* WHAT NEEDS TO BE DONE
Here are some records. Copy each one exactly.

Segment Start: RECORDS FOR PROCESSING

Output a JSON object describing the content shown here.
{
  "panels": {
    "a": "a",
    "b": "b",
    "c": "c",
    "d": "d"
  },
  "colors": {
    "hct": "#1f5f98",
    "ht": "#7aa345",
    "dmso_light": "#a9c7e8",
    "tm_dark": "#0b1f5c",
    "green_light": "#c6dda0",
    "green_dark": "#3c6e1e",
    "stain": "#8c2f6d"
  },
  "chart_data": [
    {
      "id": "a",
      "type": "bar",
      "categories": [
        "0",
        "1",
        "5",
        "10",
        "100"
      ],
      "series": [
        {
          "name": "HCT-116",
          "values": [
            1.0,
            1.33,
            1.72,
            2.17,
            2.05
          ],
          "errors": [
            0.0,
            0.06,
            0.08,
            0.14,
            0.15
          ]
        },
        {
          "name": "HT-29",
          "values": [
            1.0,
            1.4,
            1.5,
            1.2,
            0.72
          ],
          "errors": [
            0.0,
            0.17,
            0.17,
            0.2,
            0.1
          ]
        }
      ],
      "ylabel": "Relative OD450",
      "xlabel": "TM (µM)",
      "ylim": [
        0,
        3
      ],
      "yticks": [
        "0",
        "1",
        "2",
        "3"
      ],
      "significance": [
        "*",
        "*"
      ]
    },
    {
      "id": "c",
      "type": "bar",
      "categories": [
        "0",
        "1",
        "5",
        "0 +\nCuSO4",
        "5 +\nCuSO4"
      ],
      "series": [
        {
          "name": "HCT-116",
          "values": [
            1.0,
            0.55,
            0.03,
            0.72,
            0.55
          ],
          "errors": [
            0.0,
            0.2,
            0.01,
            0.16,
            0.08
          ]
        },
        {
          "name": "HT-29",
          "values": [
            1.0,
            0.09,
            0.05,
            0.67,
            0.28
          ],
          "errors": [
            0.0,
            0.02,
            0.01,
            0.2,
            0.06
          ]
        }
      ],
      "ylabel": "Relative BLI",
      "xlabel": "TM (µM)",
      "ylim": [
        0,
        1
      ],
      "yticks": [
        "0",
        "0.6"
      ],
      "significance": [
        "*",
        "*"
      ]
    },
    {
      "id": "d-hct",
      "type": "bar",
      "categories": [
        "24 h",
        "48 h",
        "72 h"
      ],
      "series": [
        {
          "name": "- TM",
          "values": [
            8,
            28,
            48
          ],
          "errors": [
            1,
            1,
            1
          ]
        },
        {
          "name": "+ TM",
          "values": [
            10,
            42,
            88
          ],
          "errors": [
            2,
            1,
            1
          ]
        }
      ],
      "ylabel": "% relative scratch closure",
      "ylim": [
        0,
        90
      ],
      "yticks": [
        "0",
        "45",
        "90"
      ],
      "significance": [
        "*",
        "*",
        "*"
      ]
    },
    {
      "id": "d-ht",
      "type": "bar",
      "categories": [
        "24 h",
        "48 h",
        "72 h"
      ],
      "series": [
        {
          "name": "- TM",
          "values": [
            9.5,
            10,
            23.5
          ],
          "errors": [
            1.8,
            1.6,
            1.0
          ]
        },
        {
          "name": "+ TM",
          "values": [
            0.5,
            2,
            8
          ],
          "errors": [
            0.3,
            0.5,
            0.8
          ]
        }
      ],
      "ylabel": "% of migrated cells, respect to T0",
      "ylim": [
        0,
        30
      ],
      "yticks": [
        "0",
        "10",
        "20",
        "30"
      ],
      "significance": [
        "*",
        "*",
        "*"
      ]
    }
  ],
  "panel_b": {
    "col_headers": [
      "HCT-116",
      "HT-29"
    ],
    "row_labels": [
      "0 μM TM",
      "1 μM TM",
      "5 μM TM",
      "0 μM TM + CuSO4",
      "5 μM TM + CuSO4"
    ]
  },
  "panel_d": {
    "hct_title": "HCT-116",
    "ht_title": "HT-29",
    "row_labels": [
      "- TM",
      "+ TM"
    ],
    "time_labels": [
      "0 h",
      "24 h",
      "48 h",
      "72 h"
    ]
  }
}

Segment End: RECORDS FOR PROCESSING

* TASK OUTPUT
Output a JSON object describing the content shown here.
{
  "panels": {
    "a": "a",
    "b": "b",
    "c": "c",
    "d": "d"
  },
  "colors": {
    "hct": "#1f5f98",
    "ht": "#7aa345",
    "dmso_light": "#a9c7e8",
    "tm_dark": "#0b1f5c",
    "green_light": "#c6dda0",
    "green_dark": "#3c6e1e",
    "stain": "#8c2f6d"
  },
  "chart_data": [
    {
      "id": "a",
      "type": "bar",
      "categories": [
        "0",
        "1",
        "5",
        "10",
        "100"
      ],
      "series": [
        {
          "name": "HCT-116",
          "values": [
            1.0,
            1.33,
            1.72,
            2.17,
            2.05
          ],
          "errors": [
            0.0,
            0.06,
            0.08,
            0.14,
            0.15
          ]
        },
        {
          "name": "HT-29",
          "values": [
            1.0,
            1.4,
            1.5,
            1.2,
            0.72
          ],
          "errors": [
            0.0,
            0.17,
            0.17,
            0.2,
            0.1
          ]
        }
      ],
      "ylabel": "Relative OD450",
      "xlabel": "TM (µM)",
      "ylim": [
        0,
        3
      ],
      "yticks": [
        "0",
        "1",
        "2",
        "3"
      ],
      "significance": [
        "*",
        "*"
      ]
    },
    {
      "id": "c",
      "type": "bar",
      "categories": [
        "0",
        "1",
        "5",
        "0 +\nCuSO4",
        "5 +\nCuSO4"
      ],
      "series": [
        {
          "name": "HCT-116",
          "values": [
            1.0,
            0.55,
            0.03,
            0.72,
            0.55
          ],
          "errors": [
            0.0,
            0.2,
            0.01,
            0.16,
            0.08
          ]
        },
        {
          "name": "HT-29",
          "values": [
            1.0,
            0.09,
            0.05,
            0.67,
            0.28
          ],
          "errors": [
            0.0,
            0.02,
            0.01,
            0.2,
            0.06
          ]
        }
      ],
      "ylabel": "Relative BLI",
      "xlabel": "TM (µM)",
      "ylim": [
        0,
        1
      ],
      "yticks": [
        "0",
        "0.6"
      ],
      "significance": [
        "*",
        "*"
      ]
    },
    {
      "id": "d-hct",
      "type": "bar",
      "categories": [
        "24 h",
        "48 h",
        "72 h"
      ],
      "series": [
        {
          "name": "- TM",
          "values": [
            8,
            28,
            48
          ],
          "errors": [
            1,
            1,
            1
          ]
        },
        {
          "name": "+ TM",
          "values": [
            10,
            42,
            88
          ],
          "errors": [
            2,
            1,
            1
          ]
        }
      ],
      "ylabel": "% relative scratch closure",
      "ylim": [
        0,
        90
      ],
      "yticks": [
        "0",
        "45",
        "90"
      ],
      "significance": [
        "*",
        "*",
        "*"
      ]
    },
    {
      "id": "d-ht",
      "type": "bar",
      "categories": [
        "24 h",
        "48 h",
        "72 h"
      ],
      "series": [
        {
          "name": "- TM",
          "values": [
            9.5,
            10,
            23.5
          ],
          "errors": [
            1.8,
            1.6,
            1.0
          ]
        },
        {
          "name": "+ TM",
          "values": [
            0.5,
            2,
            8
          ],
          "errors": [
            0.3,
            0.5,
            0.8
          ]
        }
      ],
      "ylabel": "% of migrated cells, respect to T0",
      "ylim": [
        0,
        30
      ],
      "yticks": [
        "0",
        "10",
        "20",
        "30"
      ],
      "significance": [
        "*",
        "*",
        "*"
      ]
    }
  ],
  "panel_b": {
    "col_headers": [
      "HCT-116",
      "HT-29"
    ],
    "row_labels": [
      "0 μM TM",
      "1 μM TM",
      "5 μM TM",
      "0 μM TM + CuSO4",
      "5 μM TM + CuSO4"
    ]
  },
  "panel_d": {
    "hct_title": "HCT-116",
    "ht_title": "HT-29",
    "row_labels": [
      "- TM",
      "+ TM"
    ],
    "time_labels": [
      "0 h",
      "24 h",
      "48 h",
      "72 h"
    ]
  }
}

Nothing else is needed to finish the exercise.